Work instructions
Scan the data. Collect each line that contains the word "placeholder".

begin

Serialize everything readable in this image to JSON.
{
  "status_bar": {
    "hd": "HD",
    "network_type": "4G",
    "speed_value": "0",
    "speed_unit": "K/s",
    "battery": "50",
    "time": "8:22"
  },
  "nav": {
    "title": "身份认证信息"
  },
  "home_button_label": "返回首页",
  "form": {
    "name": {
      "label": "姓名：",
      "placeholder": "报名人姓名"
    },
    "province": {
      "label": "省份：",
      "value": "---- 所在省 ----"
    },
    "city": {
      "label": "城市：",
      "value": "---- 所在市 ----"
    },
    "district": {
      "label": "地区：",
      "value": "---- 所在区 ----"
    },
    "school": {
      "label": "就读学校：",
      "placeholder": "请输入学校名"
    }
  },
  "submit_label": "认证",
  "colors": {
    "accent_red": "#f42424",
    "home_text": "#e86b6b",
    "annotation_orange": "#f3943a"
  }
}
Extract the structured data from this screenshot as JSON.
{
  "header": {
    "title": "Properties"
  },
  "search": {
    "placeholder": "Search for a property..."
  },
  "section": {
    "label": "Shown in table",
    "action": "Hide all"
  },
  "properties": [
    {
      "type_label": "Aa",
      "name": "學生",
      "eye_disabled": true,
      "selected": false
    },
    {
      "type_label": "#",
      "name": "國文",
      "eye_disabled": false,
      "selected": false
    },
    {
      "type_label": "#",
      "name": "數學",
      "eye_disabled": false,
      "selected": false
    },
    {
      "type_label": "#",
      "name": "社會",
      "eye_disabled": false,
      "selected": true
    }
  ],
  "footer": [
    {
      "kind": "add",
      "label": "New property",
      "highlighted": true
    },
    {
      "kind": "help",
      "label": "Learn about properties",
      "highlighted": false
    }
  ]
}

end

Solution
      "placeholder": "报名人姓名"
      "placeholder": "请输入学校名"
    "placeholder": "Search for a property..."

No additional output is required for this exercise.